> **DATA LINES**

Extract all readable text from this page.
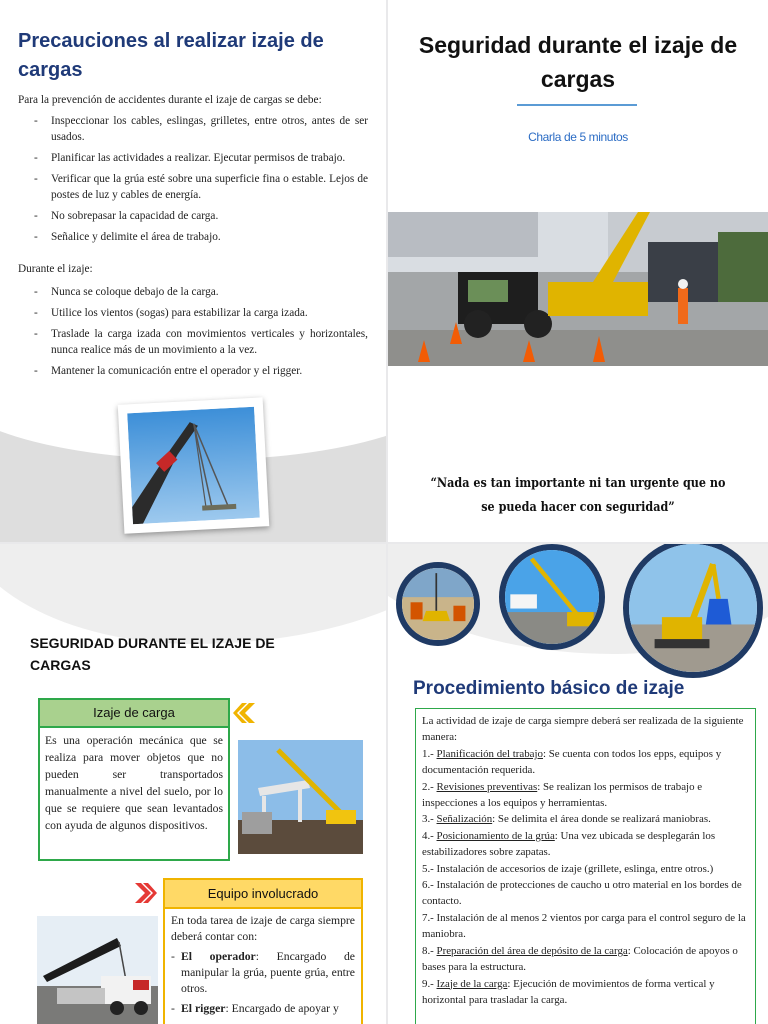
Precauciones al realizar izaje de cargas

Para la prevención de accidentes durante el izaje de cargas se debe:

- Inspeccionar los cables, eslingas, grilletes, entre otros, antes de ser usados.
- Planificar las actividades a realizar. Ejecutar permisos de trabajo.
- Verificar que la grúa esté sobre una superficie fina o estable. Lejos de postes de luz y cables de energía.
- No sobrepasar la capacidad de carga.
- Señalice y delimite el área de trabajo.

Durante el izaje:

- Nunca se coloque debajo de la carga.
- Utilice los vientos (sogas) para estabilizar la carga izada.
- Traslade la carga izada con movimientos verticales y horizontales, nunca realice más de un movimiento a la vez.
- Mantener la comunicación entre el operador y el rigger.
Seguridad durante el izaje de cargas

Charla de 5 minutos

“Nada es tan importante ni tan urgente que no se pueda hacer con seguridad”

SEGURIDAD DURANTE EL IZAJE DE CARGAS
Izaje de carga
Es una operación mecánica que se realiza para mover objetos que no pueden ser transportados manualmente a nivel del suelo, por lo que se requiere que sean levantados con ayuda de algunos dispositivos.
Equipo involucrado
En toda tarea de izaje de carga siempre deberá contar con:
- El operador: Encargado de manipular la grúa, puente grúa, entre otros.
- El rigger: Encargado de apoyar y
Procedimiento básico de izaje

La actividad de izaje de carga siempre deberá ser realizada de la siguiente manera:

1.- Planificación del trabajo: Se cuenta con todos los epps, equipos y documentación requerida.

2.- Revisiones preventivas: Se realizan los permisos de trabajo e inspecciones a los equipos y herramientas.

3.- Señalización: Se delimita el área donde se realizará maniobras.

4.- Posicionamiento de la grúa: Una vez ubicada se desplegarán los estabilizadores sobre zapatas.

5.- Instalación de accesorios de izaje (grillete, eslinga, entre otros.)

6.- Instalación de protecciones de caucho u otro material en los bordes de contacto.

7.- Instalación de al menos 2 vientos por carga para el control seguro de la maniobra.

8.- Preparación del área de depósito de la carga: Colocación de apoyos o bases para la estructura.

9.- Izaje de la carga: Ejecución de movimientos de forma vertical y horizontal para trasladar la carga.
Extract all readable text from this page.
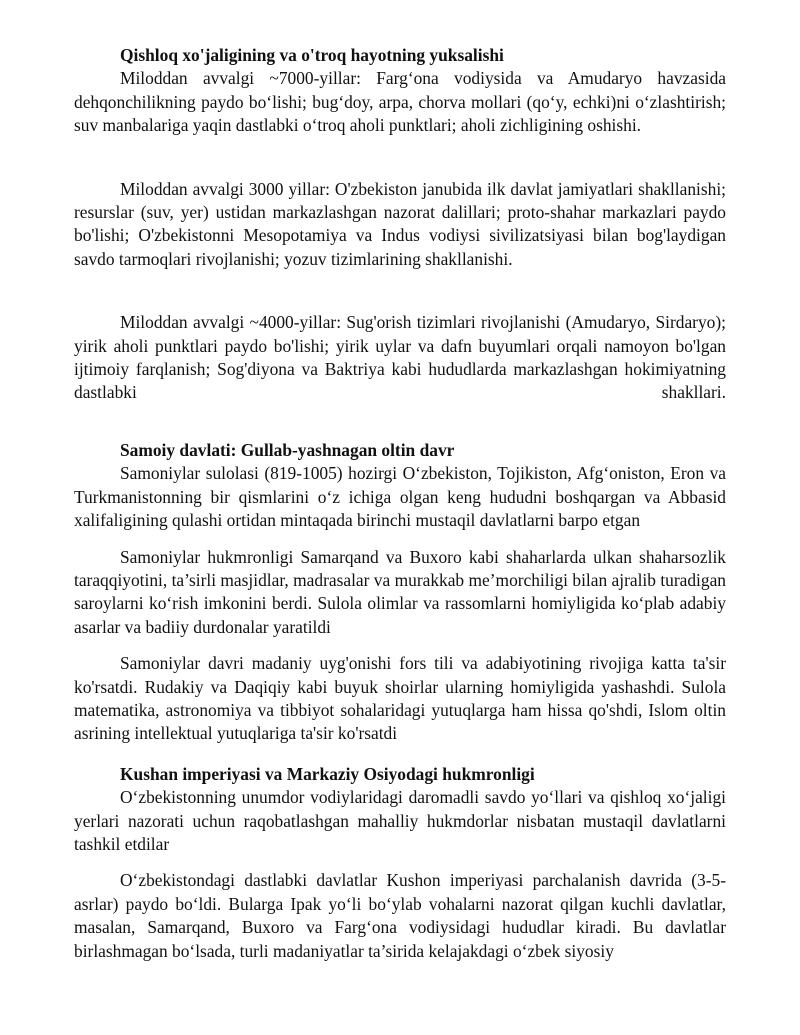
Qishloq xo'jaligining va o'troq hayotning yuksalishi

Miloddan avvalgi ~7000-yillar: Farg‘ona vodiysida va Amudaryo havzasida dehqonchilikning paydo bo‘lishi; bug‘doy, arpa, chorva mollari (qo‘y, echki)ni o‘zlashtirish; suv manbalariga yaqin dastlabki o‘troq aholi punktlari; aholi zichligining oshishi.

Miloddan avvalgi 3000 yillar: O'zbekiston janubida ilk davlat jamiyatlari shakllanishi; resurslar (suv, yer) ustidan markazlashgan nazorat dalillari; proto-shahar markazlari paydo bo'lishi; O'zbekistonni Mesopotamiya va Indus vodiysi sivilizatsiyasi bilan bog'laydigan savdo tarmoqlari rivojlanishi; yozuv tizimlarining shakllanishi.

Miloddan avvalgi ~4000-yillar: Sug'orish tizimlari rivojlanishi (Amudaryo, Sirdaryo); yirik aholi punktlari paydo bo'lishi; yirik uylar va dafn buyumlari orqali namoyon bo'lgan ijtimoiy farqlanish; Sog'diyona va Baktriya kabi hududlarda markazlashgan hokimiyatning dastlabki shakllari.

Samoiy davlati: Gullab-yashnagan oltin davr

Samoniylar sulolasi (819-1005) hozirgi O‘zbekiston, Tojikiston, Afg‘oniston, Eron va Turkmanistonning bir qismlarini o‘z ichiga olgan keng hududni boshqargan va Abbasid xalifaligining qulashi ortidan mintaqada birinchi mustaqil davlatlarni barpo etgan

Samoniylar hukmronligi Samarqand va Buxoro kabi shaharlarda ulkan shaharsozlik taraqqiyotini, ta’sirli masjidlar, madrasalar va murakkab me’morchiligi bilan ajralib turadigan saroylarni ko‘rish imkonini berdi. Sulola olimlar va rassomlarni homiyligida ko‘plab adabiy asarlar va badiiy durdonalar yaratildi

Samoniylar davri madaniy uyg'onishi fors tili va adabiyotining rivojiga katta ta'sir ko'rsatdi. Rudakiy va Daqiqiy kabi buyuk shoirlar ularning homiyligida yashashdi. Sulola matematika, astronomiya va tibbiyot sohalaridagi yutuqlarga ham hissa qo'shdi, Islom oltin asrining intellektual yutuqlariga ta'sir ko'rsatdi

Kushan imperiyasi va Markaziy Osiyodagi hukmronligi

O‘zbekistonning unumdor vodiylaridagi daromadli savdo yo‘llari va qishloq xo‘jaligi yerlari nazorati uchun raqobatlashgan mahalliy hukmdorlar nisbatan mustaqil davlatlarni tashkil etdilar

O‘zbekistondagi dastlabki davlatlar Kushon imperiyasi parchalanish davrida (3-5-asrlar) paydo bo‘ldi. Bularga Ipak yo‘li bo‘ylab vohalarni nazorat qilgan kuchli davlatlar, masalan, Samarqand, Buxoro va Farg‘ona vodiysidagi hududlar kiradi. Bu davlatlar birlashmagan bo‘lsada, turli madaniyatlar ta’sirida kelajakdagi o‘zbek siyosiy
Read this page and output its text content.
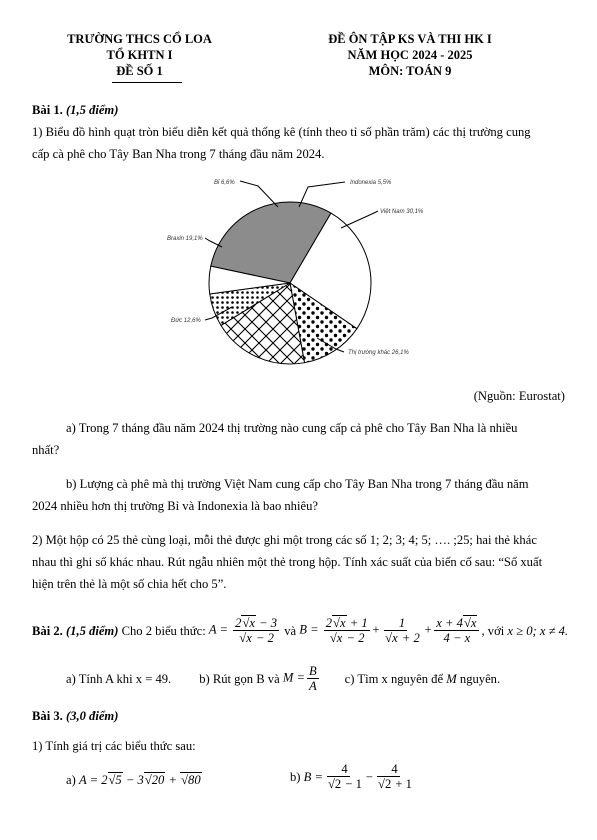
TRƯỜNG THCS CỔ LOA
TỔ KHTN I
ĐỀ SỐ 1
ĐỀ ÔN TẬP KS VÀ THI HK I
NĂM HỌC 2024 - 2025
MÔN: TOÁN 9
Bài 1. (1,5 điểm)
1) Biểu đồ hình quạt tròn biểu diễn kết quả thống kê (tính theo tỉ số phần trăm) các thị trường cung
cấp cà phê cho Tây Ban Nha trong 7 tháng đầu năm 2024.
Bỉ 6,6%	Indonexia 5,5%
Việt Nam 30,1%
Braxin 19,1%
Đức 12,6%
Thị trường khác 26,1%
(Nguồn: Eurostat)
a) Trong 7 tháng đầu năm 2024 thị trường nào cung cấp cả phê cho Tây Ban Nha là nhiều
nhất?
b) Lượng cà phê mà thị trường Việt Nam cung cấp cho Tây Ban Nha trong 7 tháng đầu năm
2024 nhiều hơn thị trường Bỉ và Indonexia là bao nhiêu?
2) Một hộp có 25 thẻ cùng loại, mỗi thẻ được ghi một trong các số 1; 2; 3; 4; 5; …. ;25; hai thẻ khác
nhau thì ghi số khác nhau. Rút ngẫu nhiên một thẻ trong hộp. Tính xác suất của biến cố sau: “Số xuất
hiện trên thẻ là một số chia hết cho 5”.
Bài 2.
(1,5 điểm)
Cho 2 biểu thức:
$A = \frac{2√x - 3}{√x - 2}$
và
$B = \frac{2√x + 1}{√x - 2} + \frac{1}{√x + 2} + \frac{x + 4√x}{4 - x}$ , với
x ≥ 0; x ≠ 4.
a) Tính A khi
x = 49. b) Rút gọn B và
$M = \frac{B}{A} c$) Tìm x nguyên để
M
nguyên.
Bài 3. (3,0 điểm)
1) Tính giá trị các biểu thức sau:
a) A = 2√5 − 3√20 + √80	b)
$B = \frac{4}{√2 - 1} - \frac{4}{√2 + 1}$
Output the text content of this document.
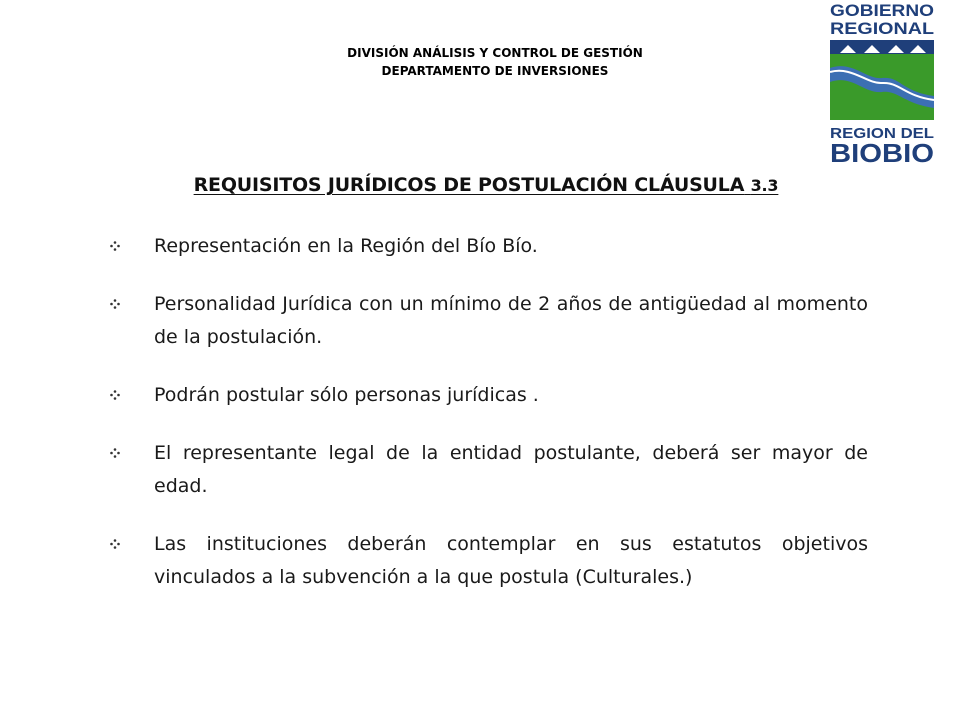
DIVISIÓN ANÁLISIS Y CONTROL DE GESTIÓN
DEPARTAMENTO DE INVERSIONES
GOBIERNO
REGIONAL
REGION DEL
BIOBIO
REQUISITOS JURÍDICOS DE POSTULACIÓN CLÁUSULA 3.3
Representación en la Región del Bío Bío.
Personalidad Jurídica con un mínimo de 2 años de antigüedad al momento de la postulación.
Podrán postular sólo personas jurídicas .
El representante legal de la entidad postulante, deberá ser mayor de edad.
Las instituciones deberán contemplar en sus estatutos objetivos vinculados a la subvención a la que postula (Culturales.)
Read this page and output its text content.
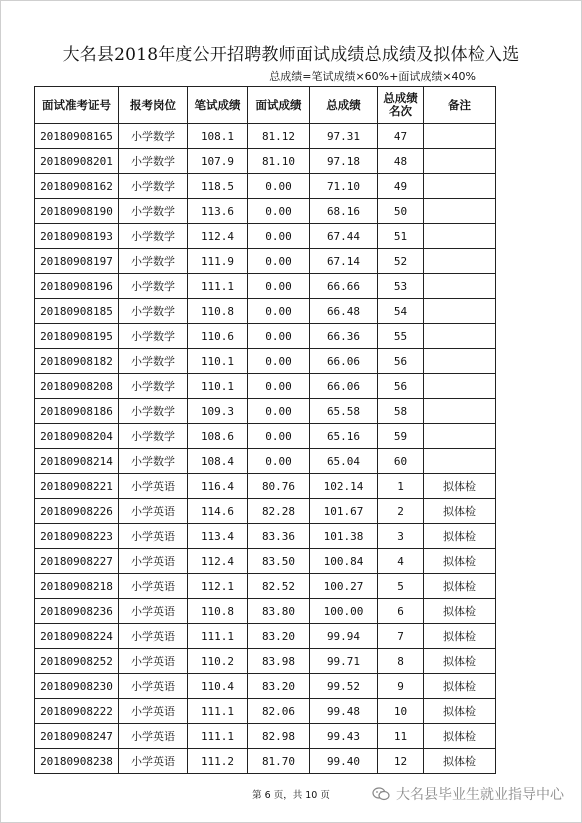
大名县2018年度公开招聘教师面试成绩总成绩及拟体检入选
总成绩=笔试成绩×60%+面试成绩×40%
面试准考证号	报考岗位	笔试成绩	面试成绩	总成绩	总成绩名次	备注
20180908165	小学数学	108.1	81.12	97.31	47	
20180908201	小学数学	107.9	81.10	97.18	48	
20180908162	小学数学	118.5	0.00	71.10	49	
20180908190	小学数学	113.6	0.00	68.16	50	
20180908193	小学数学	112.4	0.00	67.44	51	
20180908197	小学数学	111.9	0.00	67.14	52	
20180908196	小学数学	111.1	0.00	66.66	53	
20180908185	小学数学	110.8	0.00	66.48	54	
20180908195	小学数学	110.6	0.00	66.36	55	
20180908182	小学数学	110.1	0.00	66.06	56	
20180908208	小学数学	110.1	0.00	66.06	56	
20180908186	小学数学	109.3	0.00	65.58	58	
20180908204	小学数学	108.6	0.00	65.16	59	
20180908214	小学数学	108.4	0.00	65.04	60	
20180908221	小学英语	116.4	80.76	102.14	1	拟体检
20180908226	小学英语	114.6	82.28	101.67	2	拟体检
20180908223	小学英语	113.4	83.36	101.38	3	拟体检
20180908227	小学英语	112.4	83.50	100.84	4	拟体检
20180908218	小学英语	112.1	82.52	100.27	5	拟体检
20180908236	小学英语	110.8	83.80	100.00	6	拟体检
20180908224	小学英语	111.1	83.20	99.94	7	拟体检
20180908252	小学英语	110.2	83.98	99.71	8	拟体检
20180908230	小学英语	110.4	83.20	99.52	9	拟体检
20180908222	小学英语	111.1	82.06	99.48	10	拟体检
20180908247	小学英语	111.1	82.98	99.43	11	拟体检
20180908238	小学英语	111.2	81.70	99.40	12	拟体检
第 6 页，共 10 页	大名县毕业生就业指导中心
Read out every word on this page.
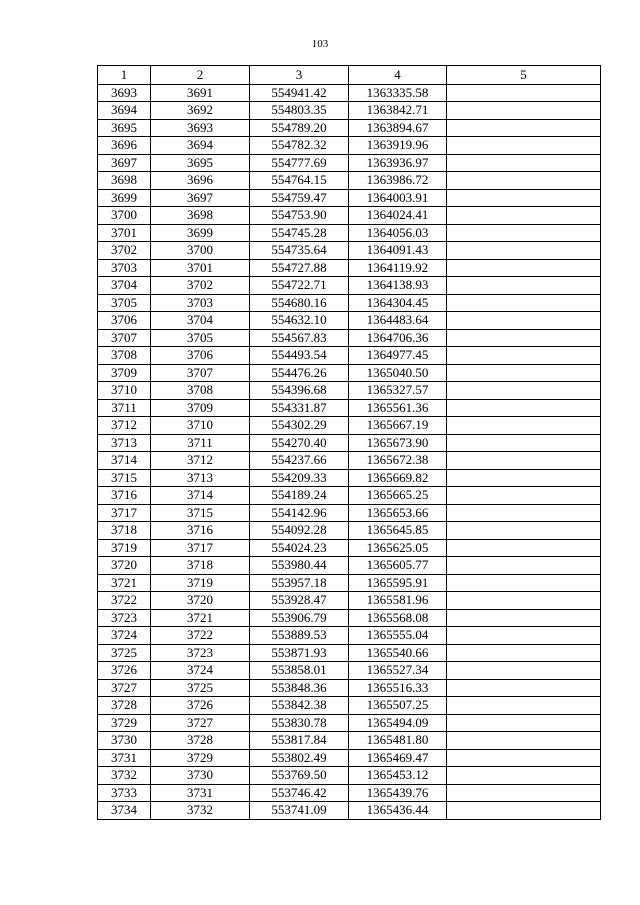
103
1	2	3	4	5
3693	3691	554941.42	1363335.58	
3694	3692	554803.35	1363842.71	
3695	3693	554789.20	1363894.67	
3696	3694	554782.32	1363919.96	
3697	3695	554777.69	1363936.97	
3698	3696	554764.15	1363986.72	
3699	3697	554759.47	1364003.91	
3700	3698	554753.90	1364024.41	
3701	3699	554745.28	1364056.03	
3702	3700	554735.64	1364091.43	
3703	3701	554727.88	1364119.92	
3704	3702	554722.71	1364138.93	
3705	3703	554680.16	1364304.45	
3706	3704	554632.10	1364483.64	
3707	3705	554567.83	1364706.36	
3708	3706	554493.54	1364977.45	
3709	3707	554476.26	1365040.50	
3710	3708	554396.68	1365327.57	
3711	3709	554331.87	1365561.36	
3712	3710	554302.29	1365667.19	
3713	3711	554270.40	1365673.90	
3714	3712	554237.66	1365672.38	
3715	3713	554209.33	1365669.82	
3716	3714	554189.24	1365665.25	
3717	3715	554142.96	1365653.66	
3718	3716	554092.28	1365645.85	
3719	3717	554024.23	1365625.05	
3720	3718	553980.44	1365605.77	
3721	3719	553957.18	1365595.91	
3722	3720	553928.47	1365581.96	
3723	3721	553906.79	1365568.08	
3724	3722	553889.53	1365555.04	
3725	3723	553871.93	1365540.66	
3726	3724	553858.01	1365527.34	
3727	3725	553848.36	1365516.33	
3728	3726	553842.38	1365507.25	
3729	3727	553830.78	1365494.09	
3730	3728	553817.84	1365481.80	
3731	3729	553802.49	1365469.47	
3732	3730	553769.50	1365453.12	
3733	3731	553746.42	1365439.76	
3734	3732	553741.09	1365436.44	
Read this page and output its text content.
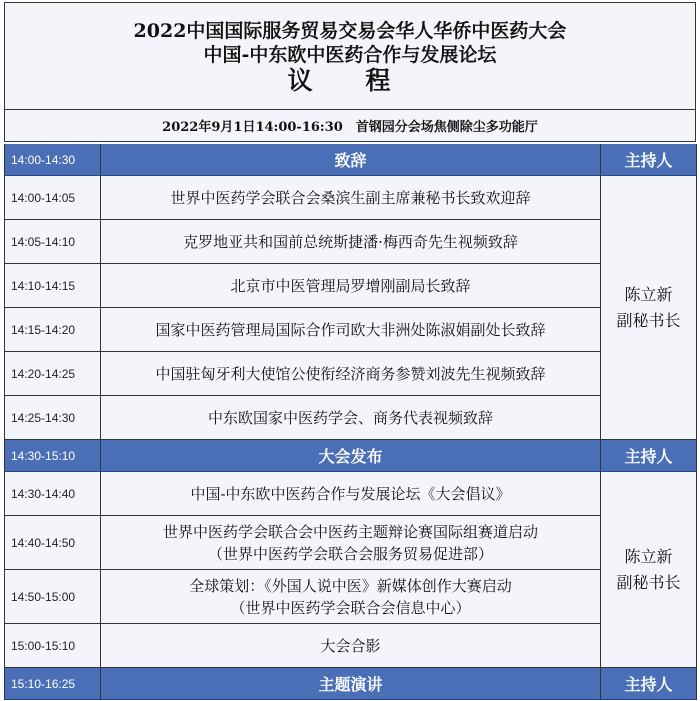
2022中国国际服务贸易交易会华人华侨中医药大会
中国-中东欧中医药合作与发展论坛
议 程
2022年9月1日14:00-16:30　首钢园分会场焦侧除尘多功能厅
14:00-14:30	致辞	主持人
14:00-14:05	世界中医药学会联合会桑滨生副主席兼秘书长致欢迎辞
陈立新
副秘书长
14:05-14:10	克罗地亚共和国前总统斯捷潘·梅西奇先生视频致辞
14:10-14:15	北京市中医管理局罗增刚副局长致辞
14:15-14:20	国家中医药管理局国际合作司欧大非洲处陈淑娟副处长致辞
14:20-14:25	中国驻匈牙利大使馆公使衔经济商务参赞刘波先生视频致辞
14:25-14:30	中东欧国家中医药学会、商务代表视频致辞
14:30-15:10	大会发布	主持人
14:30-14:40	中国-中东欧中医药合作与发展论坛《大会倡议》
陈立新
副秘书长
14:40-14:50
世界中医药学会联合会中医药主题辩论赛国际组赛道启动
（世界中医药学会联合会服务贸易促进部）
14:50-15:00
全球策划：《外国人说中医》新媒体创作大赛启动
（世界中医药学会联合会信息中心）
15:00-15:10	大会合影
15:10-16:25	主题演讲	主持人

> **WHAT IS ASKED**
Copy out all lines that carry the word "小学英语".

> **RIGHT ANSWER**
20180908221	小学英语	116.4	80.76	102.14	1	拟体检
20180908226	小学英语	114.6	82.28	101.67	2	拟体检
20180908223	小学英语	113.4	83.36	101.38	3	拟体检
20180908227	小学英语	112.4	83.50	100.84	4	拟体检
20180908218	小学英语	112.1	82.52	100.27	5	拟体检
20180908236	小学英语	110.8	83.80	100.00	6	拟体检
20180908224	小学英语	111.1	83.20	99.94	7	拟体检
20180908252	小学英语	110.2	83.98	99.71	8	拟体检
20180908230	小学英语	110.4	83.20	99.52	9	拟体检
20180908222	小学英语	111.1	82.06	99.48	10	拟体检
20180908247	小学英语	111.1	82.98	99.43	11	拟体检
20180908238	小学英语	111.2	81.70	99.40	12	拟体检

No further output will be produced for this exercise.